Task statement
Below are some entries. Copy each line that holds the string "Number".

****

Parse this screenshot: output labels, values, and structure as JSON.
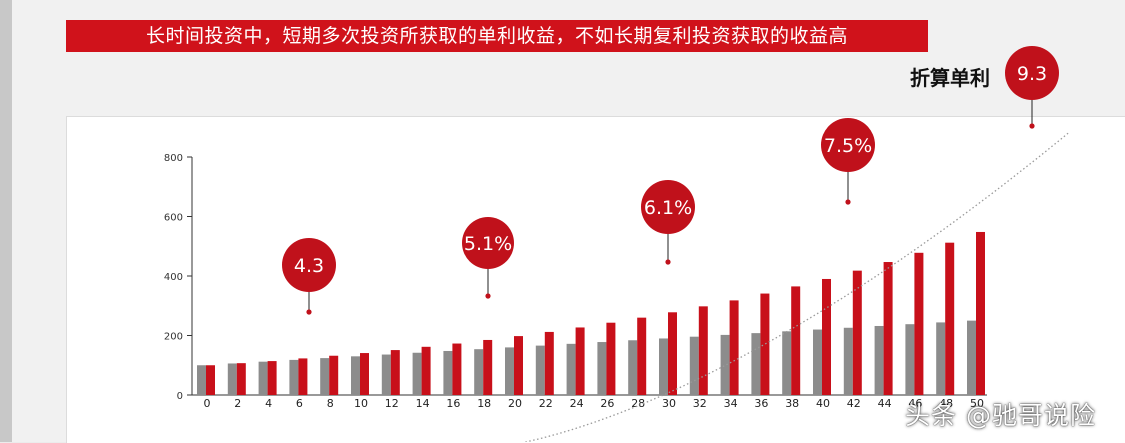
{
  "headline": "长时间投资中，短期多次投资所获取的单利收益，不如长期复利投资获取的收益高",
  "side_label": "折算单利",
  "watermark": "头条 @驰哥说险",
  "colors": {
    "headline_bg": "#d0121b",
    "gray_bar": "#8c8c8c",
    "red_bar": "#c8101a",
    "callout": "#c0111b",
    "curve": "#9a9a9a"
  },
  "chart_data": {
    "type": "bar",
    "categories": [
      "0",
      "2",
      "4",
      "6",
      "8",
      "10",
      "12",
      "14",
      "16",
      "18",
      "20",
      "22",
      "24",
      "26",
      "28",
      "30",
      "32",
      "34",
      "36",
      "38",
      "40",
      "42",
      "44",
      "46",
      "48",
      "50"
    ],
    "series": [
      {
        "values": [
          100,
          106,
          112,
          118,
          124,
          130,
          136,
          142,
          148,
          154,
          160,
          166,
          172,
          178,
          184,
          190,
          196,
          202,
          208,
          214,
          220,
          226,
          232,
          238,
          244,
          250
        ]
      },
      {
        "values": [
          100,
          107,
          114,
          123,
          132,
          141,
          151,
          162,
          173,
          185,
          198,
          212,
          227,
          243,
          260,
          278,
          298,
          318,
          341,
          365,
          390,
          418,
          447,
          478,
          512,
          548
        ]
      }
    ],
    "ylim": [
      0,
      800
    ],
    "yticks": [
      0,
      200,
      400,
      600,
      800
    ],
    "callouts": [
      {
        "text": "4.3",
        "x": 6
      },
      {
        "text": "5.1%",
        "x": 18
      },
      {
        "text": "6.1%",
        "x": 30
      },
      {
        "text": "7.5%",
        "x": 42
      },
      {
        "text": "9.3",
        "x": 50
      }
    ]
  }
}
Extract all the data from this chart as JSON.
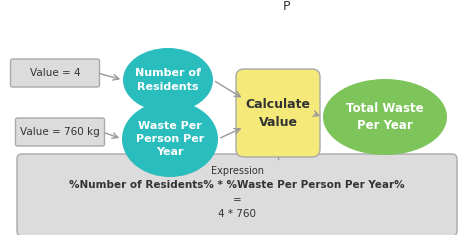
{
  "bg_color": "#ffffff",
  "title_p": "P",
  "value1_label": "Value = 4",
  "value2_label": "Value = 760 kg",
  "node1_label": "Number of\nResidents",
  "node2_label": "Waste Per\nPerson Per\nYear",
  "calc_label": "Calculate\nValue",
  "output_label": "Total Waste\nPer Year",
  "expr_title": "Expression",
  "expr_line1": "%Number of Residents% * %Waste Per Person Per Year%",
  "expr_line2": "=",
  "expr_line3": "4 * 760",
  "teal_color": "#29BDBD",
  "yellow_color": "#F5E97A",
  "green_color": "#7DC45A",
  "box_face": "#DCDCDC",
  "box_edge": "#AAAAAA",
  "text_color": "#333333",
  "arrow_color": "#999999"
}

****

Completed task
  "node1_label": "Number of\nResidents",
  "expr_line1": "%Number of Residents% * %Waste Per Person Per Year%",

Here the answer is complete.